* [Task requirements]: Each entry below must be repeated exactly, with pictures left out.

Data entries
- - -

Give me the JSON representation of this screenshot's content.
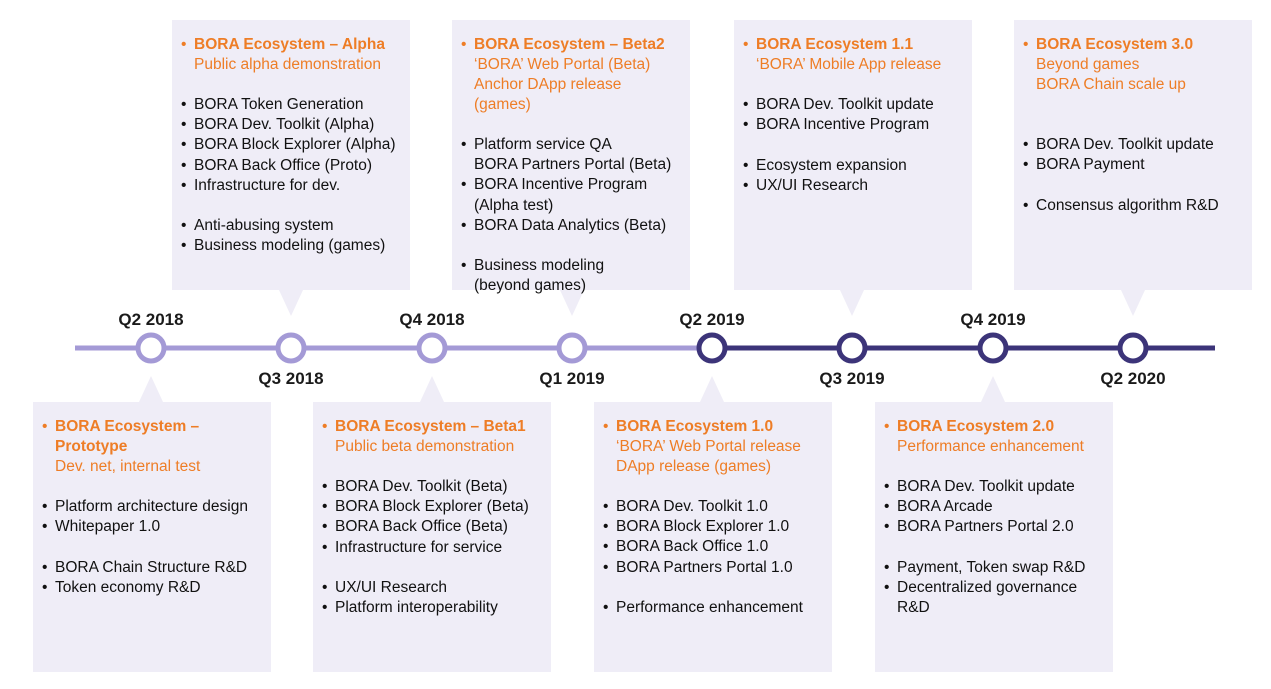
{
  "colors": {
    "light_line": "#a49ad6",
    "dark_line": "#3c3479",
    "card_bg": "#efedf7",
    "accent": "#ee7d26"
  },
  "timeline": {
    "milestones": [
      {
        "label": "Q2 2018",
        "phase": "past"
      },
      {
        "label": "Q3 2018",
        "phase": "past"
      },
      {
        "label": "Q4 2018",
        "phase": "past"
      },
      {
        "label": "Q1 2019",
        "phase": "past"
      },
      {
        "label": "Q2 2019",
        "phase": "future"
      },
      {
        "label": "Q3 2019",
        "phase": "future"
      },
      {
        "label": "Q4 2019",
        "phase": "future"
      },
      {
        "label": "Q2 2020",
        "phase": "future"
      }
    ]
  },
  "cards": [
    {
      "id": "prototype",
      "title": [
        "BORA Ecosystem –",
        "Prototype"
      ],
      "subtitle": [
        "Dev. net, internal test"
      ],
      "items": [
        {
          "t": "Platform architecture design"
        },
        {
          "t": "Whitepaper 1.0"
        },
        {
          "gap": true
        },
        {
          "t": "BORA Chain Structure R&D"
        },
        {
          "t": "Token economy R&D"
        }
      ]
    },
    {
      "id": "alpha",
      "title": [
        "BORA Ecosystem – Alpha"
      ],
      "subtitle": [
        "Public alpha demonstration"
      ],
      "items": [
        {
          "t": "BORA Token Generation"
        },
        {
          "t": "BORA Dev. Toolkit (Alpha)"
        },
        {
          "t": "BORA Block Explorer (Alpha)"
        },
        {
          "t": "BORA Back Office (Proto)"
        },
        {
          "t": "Infrastructure for dev."
        },
        {
          "gap": true
        },
        {
          "t": "Anti-abusing system"
        },
        {
          "t": "Business modeling (games)"
        }
      ]
    },
    {
      "id": "beta1",
      "title": [
        "BORA Ecosystem – Beta1"
      ],
      "subtitle": [
        "Public beta demonstration"
      ],
      "items": [
        {
          "t": "BORA Dev. Toolkit (Beta)"
        },
        {
          "t": "BORA Block Explorer (Beta)"
        },
        {
          "t": "BORA Back Office (Beta)"
        },
        {
          "t": "Infrastructure for service"
        },
        {
          "gap": true
        },
        {
          "t": "UX/UI Research"
        },
        {
          "t": "Platform interoperability"
        }
      ]
    },
    {
      "id": "beta2",
      "title": [
        "BORA Ecosystem – Beta2"
      ],
      "subtitle": [
        "‘BORA’ Web Portal (Beta)",
        "Anchor DApp release (games)"
      ],
      "items": [
        {
          "t": "Platform service QA"
        },
        {
          "t": "BORA Partners Portal (Beta)",
          "cont": true
        },
        {
          "t": "BORA Incentive Program"
        },
        {
          "t": "(Alpha test)",
          "cont": true
        },
        {
          "t": "BORA Data Analytics (Beta)"
        },
        {
          "gap": true
        },
        {
          "t": "Business modeling"
        },
        {
          "t": "(beyond games)",
          "cont": true
        }
      ]
    },
    {
      "id": "eco10",
      "title": [
        "BORA Ecosystem 1.0"
      ],
      "subtitle": [
        "‘BORA’ Web Portal release",
        "DApp release (games)"
      ],
      "items": [
        {
          "t": "BORA Dev. Toolkit 1.0"
        },
        {
          "t": "BORA Block Explorer 1.0"
        },
        {
          "t": "BORA Back Office 1.0"
        },
        {
          "t": "BORA Partners Portal 1.0"
        },
        {
          "gap": true
        },
        {
          "t": "Performance enhancement"
        }
      ]
    },
    {
      "id": "eco11",
      "title": [
        "BORA Ecosystem 1.1"
      ],
      "subtitle": [
        "‘BORA’ Mobile App release"
      ],
      "items": [
        {
          "t": "BORA Dev. Toolkit update"
        },
        {
          "t": "BORA Incentive Program"
        },
        {
          "gap": true
        },
        {
          "t": "Ecosystem expansion"
        },
        {
          "t": "UX/UI Research"
        }
      ]
    },
    {
      "id": "eco20",
      "title": [
        "BORA Ecosystem 2.0"
      ],
      "subtitle": [
        "Performance enhancement"
      ],
      "items": [
        {
          "t": "BORA Dev. Toolkit update"
        },
        {
          "t": "BORA Arcade"
        },
        {
          "t": "BORA Partners Portal 2.0"
        },
        {
          "gap": true
        },
        {
          "t": "Payment, Token swap R&D"
        },
        {
          "t": "Decentralized governance"
        },
        {
          "t": "R&D",
          "cont": true
        }
      ]
    },
    {
      "id": "eco30",
      "title": [
        "BORA Ecosystem 3.0"
      ],
      "subtitle": [
        "Beyond games",
        "BORA Chain scale up"
      ],
      "items": [
        {
          "gap": true
        },
        {
          "t": "BORA Dev. Toolkit update"
        },
        {
          "t": "BORA Payment"
        },
        {
          "gap": true
        },
        {
          "t": "Consensus algorithm R&D"
        }
      ]
    }
  ]
}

- - -

* [Complete answer]:
Give me the JSON representation of this screenshot's content.
{
  "colors": {
    "light_line": "#a49ad6",
    "dark_line": "#3c3479",
    "card_bg": "#efedf7",
    "accent": "#ee7d26"
  },
  "timeline": {
    "milestones": [
      {
        "label": "Q2 2018",
        "phase": "past"
      },
      {
        "label": "Q3 2018",
        "phase": "past"
      },
      {
        "label": "Q4 2018",
        "phase": "past"
      },
      {
        "label": "Q1 2019",
        "phase": "past"
      },
      {
        "label": "Q2 2019",
        "phase": "future"
      },
      {
        "label": "Q3 2019",
        "phase": "future"
      },
      {
        "label": "Q4 2019",
        "phase": "future"
      },
      {
        "label": "Q2 2020",
        "phase": "future"
      }
    ]
  },
  "cards": [
    {
      "id": "prototype",
      "title": [
        "BORA Ecosystem –",
        "Prototype"
      ],
      "subtitle": [
        "Dev. net, internal test"
      ],
      "items": [
        {
          "t": "Platform architecture design"
        },
        {
          "t": "Whitepaper 1.0"
        },
        {
          "gap": true
        },
        {
          "t": "BORA Chain Structure R&D"
        },
        {
          "t": "Token economy R&D"
        }
      ]
    },
    {
      "id": "alpha",
      "title": [
        "BORA Ecosystem – Alpha"
      ],
      "subtitle": [
        "Public alpha demonstration"
      ],
      "items": [
        {
          "t": "BORA Token Generation"
        },
        {
          "t": "BORA Dev. Toolkit (Alpha)"
        },
        {
          "t": "BORA Block Explorer (Alpha)"
        },
        {
          "t": "BORA Back Office (Proto)"
        },
        {
          "t": "Infrastructure for dev."
        },
        {
          "gap": true
        },
        {
          "t": "Anti-abusing system"
        },
        {
          "t": "Business modeling (games)"
        }
      ]
    },
    {
      "id": "beta1",
      "title": [
        "BORA Ecosystem – Beta1"
      ],
      "subtitle": [
        "Public beta demonstration"
      ],
      "items": [
        {
          "t": "BORA Dev. Toolkit (Beta)"
        },
        {
          "t": "BORA Block Explorer (Beta)"
        },
        {
          "t": "BORA Back Office (Beta)"
        },
        {
          "t": "Infrastructure for service"
        },
        {
          "gap": true
        },
        {
          "t": "UX/UI Research"
        },
        {
          "t": "Platform interoperability"
        }
      ]
    },
    {
      "id": "beta2",
      "title": [
        "BORA Ecosystem – Beta2"
      ],
      "subtitle": [
        "‘BORA’ Web Portal (Beta)",
        "Anchor DApp release (games)"
      ],
      "items": [
        {
          "t": "Platform service QA"
        },
        {
          "t": "BORA Partners Portal (Beta)",
          "cont": true
        },
        {
          "t": "BORA Incentive Program"
        },
        {
          "t": "(Alpha test)",
          "cont": true
        },
        {
          "t": "BORA Data Analytics (Beta)"
        },
        {
          "gap": true
        },
        {
          "t": "Business modeling"
        },
        {
          "t": "(beyond games)",
          "cont": true
        }
      ]
    },
    {
      "id": "eco10",
      "title": [
        "BORA Ecosystem 1.0"
      ],
      "subtitle": [
        "‘BORA’ Web Portal release",
        "DApp release (games)"
      ],
      "items": [
        {
          "t": "BORA Dev. Toolkit 1.0"
        },
        {
          "t": "BORA Block Explorer 1.0"
        },
        {
          "t": "BORA Back Office 1.0"
        },
        {
          "t": "BORA Partners Portal 1.0"
        },
        {
          "gap": true
        },
        {
          "t": "Performance enhancement"
        }
      ]
    },
    {
      "id": "eco11",
      "title": [
        "BORA Ecosystem 1.1"
      ],
      "subtitle": [
        "‘BORA’ Mobile App release"
      ],
      "items": [
        {
          "t": "BORA Dev. Toolkit update"
        },
        {
          "t": "BORA Incentive Program"
        },
        {
          "gap": true
        },
        {
          "t": "Ecosystem expansion"
        },
        {
          "t": "UX/UI Research"
        }
      ]
    },
    {
      "id": "eco20",
      "title": [
        "BORA Ecosystem 2.0"
      ],
      "subtitle": [
        "Performance enhancement"
      ],
      "items": [
        {
          "t": "BORA Dev. Toolkit update"
        },
        {
          "t": "BORA Arcade"
        },
        {
          "t": "BORA Partners Portal 2.0"
        },
        {
          "gap": true
        },
        {
          "t": "Payment, Token swap R&D"
        },
        {
          "t": "Decentralized governance"
        },
        {
          "t": "R&D",
          "cont": true
        }
      ]
    },
    {
      "id": "eco30",
      "title": [
        "BORA Ecosystem 3.0"
      ],
      "subtitle": [
        "Beyond games",
        "BORA Chain scale up"
      ],
      "items": [
        {
          "gap": true
        },
        {
          "t": "BORA Dev. Toolkit update"
        },
        {
          "t": "BORA Payment"
        },
        {
          "gap": true
        },
        {
          "t": "Consensus algorithm R&D"
        }
      ]
    }
  ]
}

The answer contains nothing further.